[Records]
== == ==

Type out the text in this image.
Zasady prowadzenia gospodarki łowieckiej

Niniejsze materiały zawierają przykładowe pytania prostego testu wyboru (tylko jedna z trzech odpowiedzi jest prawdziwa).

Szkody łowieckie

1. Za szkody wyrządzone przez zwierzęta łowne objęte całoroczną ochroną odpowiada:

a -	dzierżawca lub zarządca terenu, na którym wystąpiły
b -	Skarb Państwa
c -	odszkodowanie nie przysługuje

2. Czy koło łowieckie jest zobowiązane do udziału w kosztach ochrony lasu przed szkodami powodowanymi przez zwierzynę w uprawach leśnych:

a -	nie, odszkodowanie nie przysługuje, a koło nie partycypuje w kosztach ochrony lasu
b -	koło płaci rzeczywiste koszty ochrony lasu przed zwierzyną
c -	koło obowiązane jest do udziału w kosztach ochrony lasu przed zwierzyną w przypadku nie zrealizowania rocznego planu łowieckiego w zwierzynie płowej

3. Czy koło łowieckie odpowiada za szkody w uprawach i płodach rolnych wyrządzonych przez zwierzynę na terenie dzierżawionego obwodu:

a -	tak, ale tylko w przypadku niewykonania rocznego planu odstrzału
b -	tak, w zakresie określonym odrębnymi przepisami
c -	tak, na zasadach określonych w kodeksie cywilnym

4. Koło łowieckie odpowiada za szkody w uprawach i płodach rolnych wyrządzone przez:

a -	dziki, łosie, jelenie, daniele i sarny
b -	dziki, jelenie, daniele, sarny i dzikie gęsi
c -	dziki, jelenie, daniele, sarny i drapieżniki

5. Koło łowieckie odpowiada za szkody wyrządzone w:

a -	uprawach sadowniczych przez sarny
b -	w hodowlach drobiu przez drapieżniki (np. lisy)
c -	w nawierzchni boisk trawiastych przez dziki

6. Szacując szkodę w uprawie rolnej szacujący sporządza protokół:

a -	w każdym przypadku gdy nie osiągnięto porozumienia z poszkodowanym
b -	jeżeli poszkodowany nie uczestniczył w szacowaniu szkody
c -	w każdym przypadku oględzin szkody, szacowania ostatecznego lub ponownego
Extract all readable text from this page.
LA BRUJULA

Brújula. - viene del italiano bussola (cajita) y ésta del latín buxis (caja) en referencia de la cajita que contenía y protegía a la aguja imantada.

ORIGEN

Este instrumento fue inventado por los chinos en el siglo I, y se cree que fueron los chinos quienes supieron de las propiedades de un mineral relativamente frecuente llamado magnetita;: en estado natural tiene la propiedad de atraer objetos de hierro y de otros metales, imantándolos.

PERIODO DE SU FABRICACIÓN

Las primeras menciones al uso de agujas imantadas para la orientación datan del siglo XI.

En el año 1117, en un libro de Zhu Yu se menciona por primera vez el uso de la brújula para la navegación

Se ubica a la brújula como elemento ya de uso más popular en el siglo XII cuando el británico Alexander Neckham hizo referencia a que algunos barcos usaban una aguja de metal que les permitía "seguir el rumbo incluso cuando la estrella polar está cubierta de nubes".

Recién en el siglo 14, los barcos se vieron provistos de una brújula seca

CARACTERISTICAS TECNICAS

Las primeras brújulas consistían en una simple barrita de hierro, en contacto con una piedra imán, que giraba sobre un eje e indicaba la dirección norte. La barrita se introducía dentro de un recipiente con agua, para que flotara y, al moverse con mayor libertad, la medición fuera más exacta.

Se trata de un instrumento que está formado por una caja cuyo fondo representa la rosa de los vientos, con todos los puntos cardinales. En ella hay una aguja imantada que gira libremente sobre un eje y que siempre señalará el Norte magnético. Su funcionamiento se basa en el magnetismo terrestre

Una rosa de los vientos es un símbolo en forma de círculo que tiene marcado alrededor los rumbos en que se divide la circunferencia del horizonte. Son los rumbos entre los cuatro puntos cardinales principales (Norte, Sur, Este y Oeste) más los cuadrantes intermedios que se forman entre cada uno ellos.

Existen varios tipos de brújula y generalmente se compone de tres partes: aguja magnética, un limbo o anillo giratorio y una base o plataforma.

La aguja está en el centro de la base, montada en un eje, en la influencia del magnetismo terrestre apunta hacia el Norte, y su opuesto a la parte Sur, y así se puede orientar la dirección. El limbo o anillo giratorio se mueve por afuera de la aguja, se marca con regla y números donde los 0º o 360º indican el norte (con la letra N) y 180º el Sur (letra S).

== == ==

AIM OF THE TASK:
Repeat every line of the records above exactly.

SOLUTION FOR THIS TASK:
Type out the text in this image.
Zasady prowadzenia gospodarki łowieckiej

Niniejsze materiały zawierają przykładowe pytania prostego testu wyboru (tylko jedna z trzech odpowiedzi jest prawdziwa).

Szkody łowieckie

1. Za szkody wyrządzone przez zwierzęta łowne objęte całoroczną ochroną odpowiada:

a -	dzierżawca lub zarządca terenu, na którym wystąpiły
b -	Skarb Państwa
c -	odszkodowanie nie przysługuje

2. Czy koło łowieckie jest zobowiązane do udziału w kosztach ochrony lasu przed szkodami powodowanymi przez zwierzynę w uprawach leśnych:

a -	nie, odszkodowanie nie przysługuje, a koło nie partycypuje w kosztach ochrony lasu
b -	koło płaci rzeczywiste koszty ochrony lasu przed zwierzyną
c -	koło obowiązane jest do udziału w kosztach ochrony lasu przed zwierzyną w przypadku nie zrealizowania rocznego planu łowieckiego w zwierzynie płowej

3. Czy koło łowieckie odpowiada za szkody w uprawach i płodach rolnych wyrządzonych przez zwierzynę na terenie dzierżawionego obwodu:

a -	tak, ale tylko w przypadku niewykonania rocznego planu odstrzału
b -	tak, w zakresie określonym odrębnymi przepisami
c -	tak, na zasadach określonych w kodeksie cywilnym

4. Koło łowieckie odpowiada za szkody w uprawach i płodach rolnych wyrządzone przez:

a -	dziki, łosie, jelenie, daniele i sarny
b -	dziki, jelenie, daniele, sarny i dzikie gęsi
c -	dziki, jelenie, daniele, sarny i drapieżniki

5. Koło łowieckie odpowiada za szkody wyrządzone w:

a -	uprawach sadowniczych przez sarny
b -	w hodowlach drobiu przez drapieżniki (np. lisy)
c -	w nawierzchni boisk trawiastych przez dziki

6. Szacując szkodę w uprawie rolnej szacujący sporządza protokół:

a -	w każdym przypadku gdy nie osiągnięto porozumienia z poszkodowanym
b -	jeżeli poszkodowany nie uczestniczył w szacowaniu szkody
c -	w każdym przypadku oględzin szkody, szacowania ostatecznego lub ponownego
Extract all readable text from this page.
LA BRUJULA

Brújula. - viene del italiano bussola (cajita) y ésta del latín buxis (caja) en referencia de la cajita que contenía y protegía a la aguja imantada.

ORIGEN

Este instrumento fue inventado por los chinos en el siglo I, y se cree que fueron los chinos quienes supieron de las propiedades de un mineral relativamente frecuente llamado magnetita;: en estado natural tiene la propiedad de atraer objetos de hierro y de otros metales, imantándolos.

PERIODO DE SU FABRICACIÓN

Las primeras menciones al uso de agujas imantadas para la orientación datan del siglo XI.

En el año 1117, en un libro de Zhu Yu se menciona por primera vez el uso de la brújula para la navegación

Se ubica a la brújula como elemento ya de uso más popular en el siglo XII cuando el británico Alexander Neckham hizo referencia a que algunos barcos usaban una aguja de metal que les permitía "seguir el rumbo incluso cuando la estrella polar está cubierta de nubes".

Recién en el siglo 14, los barcos se vieron provistos de una brújula seca

CARACTERISTICAS TECNICAS

Las primeras brújulas consistían en una simple barrita de hierro, en contacto con una piedra imán, que giraba sobre un eje e indicaba la dirección norte. La barrita se introducía dentro de un recipiente con agua, para que flotara y, al moverse con mayor libertad, la medición fuera más exacta.

Se trata de un instrumento que está formado por una caja cuyo fondo representa la rosa de los vientos, con todos los puntos cardinales. En ella hay una aguja imantada que gira libremente sobre un eje y que siempre señalará el Norte magnético. Su funcionamiento se basa en el magnetismo terrestre

Una rosa de los vientos es un símbolo en forma de círculo que tiene marcado alrededor los rumbos en que se divide la circunferencia del horizonte. Son los rumbos entre los cuatro puntos cardinales principales (Norte, Sur, Este y Oeste) más los cuadrantes intermedios que se forman entre cada uno ellos.

Existen varios tipos de brújula y generalmente se compone de tres partes: aguja magnética, un limbo o anillo giratorio y una base o plataforma.

La aguja está en el centro de la base, montada en un eje, en la influencia del magnetismo terrestre apunta hacia el Norte, y su opuesto a la parte Sur, y así se puede orientar la dirección. El limbo o anillo giratorio se mueve por afuera de la aguja, se marca con regla y números donde los 0º o 360º indican el norte (con la letra N) y 180º el Sur (letra S).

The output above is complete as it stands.